[PASSAGE PROVIDED Boundary: Start]

Mysterious creature with no anus is not a human ancestor

Researchers have discovered that a mysterious microscopic creature – from which humans were thought to descend – is part of a different family tree altogether. Saccorhytus shares the primitive feature of a large mouth surrounded by spines and holes of the deuterostome group, from which our own deep ancestors emerged.

However, a new analysis of 500 million year old fossils from China has shown that the holes around the mouth are bases of spines that broke away during the preservation of the fossils, revealing the evolution of the microfossil Saccorhytus.

“Some of the fossils are so perfectly preserved that they look almost alive,” said Professor Yunhuan Liu of Chang’an University in China. “Saccorhytus was a curious beast, with a mouth but no anus, and rings of complex spines around its mouth.”

The findings make important amendments to the early phylogenetic tree and the understanding of how life developed. The story of Saccorhytus’ ancestry lies in the microscopic internal and external features of this tiny fossil. 

By taking hundreds of X-ray images, the experts reconstructed a detailed 3D digital model of the fossil. This revealed that pores around the mouth were closed by another layer, creating spines around the mouth.

 “We believe these would have helped Saccorhytus capture and process its prey,” said study co-author Huaqiao Zhang from the Nanjing Institute of Geology and Palaeontology.

The researchers believe that Saccorhytus is in fact an ecdysoszoan: a group that contains arthropods and nematodes.

[PASSAGE PROVIDED Boundary: End]
[EXTRACTED ENTRIES Boundary: Start]

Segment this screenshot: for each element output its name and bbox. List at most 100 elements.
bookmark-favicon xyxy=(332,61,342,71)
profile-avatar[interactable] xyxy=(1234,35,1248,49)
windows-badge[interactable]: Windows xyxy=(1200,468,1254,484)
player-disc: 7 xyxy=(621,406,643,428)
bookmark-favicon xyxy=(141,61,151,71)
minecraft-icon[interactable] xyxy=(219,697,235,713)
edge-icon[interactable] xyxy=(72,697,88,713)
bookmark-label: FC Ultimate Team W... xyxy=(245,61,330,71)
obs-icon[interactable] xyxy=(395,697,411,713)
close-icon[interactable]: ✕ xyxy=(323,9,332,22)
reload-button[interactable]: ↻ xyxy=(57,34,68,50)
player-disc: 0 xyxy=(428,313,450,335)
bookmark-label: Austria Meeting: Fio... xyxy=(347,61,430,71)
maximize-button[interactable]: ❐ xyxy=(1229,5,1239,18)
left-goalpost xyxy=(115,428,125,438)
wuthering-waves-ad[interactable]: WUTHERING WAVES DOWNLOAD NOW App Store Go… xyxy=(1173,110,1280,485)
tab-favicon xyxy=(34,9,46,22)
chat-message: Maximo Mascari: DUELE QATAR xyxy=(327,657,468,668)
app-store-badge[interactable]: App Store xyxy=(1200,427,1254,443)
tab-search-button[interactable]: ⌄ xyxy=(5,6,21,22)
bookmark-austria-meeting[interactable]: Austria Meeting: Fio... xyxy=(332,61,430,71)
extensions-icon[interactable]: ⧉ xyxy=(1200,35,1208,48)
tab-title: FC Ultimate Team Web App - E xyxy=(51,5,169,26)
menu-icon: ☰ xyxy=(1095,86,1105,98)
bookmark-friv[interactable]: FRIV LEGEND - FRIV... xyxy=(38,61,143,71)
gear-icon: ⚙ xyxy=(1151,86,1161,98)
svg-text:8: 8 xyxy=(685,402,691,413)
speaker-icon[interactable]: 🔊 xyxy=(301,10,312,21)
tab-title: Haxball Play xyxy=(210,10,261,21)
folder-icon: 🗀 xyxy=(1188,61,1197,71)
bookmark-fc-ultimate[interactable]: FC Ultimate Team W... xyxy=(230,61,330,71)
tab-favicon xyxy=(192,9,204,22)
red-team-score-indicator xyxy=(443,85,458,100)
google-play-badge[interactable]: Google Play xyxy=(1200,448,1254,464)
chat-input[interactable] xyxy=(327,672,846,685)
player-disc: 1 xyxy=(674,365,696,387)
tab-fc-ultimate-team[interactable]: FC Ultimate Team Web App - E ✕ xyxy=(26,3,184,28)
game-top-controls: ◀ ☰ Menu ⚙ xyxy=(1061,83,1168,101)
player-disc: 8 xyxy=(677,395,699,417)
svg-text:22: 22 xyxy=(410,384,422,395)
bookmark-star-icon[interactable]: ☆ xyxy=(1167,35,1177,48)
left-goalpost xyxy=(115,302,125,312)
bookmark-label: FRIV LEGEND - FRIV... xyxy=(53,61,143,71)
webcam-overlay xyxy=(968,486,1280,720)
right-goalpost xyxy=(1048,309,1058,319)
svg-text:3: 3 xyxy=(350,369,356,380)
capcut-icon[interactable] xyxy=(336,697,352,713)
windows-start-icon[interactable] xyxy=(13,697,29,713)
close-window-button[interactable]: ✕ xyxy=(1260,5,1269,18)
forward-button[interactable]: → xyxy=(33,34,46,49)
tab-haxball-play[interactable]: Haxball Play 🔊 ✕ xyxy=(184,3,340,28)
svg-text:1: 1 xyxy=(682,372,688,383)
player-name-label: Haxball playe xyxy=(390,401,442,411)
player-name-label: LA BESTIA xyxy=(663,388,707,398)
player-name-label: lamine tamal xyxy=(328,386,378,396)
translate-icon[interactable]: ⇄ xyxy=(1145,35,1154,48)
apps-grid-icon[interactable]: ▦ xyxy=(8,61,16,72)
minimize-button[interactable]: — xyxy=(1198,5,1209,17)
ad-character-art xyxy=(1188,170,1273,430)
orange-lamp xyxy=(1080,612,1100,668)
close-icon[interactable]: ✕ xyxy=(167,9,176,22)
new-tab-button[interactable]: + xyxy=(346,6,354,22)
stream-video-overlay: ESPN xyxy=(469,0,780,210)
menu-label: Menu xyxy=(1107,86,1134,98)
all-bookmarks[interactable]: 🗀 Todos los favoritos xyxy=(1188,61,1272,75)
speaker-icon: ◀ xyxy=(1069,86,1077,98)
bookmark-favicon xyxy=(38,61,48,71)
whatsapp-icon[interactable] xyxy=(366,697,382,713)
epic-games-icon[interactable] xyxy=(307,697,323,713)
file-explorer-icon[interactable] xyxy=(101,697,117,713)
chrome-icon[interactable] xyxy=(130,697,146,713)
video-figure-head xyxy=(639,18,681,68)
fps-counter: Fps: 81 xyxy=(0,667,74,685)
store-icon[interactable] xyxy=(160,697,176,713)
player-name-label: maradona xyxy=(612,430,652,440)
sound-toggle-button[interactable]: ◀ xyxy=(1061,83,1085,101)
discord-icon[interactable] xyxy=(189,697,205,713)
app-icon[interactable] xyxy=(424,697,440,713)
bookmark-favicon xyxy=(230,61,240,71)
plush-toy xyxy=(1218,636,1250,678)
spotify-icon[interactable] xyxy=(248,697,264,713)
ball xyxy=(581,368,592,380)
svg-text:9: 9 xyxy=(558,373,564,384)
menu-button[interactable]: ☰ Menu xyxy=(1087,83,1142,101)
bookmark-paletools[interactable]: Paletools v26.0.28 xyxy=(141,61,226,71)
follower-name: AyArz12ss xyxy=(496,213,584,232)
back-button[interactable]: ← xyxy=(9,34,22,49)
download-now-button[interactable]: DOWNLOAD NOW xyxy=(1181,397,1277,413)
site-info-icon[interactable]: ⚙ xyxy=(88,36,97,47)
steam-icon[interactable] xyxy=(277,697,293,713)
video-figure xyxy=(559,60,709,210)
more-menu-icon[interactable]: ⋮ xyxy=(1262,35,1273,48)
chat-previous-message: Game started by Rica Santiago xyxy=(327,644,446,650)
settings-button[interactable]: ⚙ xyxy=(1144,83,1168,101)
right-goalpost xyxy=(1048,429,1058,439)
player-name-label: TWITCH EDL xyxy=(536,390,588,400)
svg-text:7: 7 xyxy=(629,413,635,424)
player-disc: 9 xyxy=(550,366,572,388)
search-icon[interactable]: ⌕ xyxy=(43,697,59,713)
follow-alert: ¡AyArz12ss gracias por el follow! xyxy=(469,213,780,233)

[EXTRACTED ENTRIES Boundary: End]

→ **ACTION ITEM A**:
Answer from the Saccorhytus article:
(i) How old are the newly analyzed fossils, and where are they from?
(ii) What did the experts build from hundreds of X-ray images?
(iii) What institution is Huaqiao Zhang from?
→ **ACTION ITEM B**: Render this sentence from the Saccorhytus article in Spanish: "By taking hundreds of X-ray images, the experts reconstructed a detailed 3D digital model of the fossil."
Answer from the text alone.

→ **RESPONSE A**:
(i) They are 500 million years old and come from China.
(ii) They built a detailed 3D digital model of the fossil.
(iii) Zhang is from the Nanjing Institute of Geology and Palaeontology.

→ **RESPONSE B**: Tomando cientos de imágenes de rayos X, los expertos reconstruyeron un modelo digital en 3D detallado del fósil.